What the task asks:
Show each line below that contains the string "option", treating uppercase and lowercase as different.

Excerpted data:
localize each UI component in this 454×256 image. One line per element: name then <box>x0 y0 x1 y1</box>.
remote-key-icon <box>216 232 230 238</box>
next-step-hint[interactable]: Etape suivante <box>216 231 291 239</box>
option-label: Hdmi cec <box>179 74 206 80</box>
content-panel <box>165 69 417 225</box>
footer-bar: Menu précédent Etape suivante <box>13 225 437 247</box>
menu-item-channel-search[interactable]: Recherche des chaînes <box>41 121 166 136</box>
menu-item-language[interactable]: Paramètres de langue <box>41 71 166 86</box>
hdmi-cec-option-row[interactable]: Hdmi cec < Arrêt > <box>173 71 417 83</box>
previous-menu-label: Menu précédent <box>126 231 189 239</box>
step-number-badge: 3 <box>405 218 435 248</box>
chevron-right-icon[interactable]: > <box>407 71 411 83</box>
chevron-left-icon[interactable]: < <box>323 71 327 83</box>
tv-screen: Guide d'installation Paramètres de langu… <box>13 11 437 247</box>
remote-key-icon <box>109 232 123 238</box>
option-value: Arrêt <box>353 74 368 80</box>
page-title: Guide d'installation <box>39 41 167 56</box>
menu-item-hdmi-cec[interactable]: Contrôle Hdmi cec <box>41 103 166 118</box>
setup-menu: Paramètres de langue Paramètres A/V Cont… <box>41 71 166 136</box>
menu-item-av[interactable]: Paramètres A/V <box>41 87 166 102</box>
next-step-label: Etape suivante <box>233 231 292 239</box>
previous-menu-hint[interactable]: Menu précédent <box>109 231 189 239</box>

Result for this task:
option-label: Hdmi cec <box>179 74 206 80</box>
hdmi-cec-option-row[interactable]: Hdmi cec < Arrêt > <box>173 71 417 83</box>
option-value: Arrêt <box>353 74 368 80</box>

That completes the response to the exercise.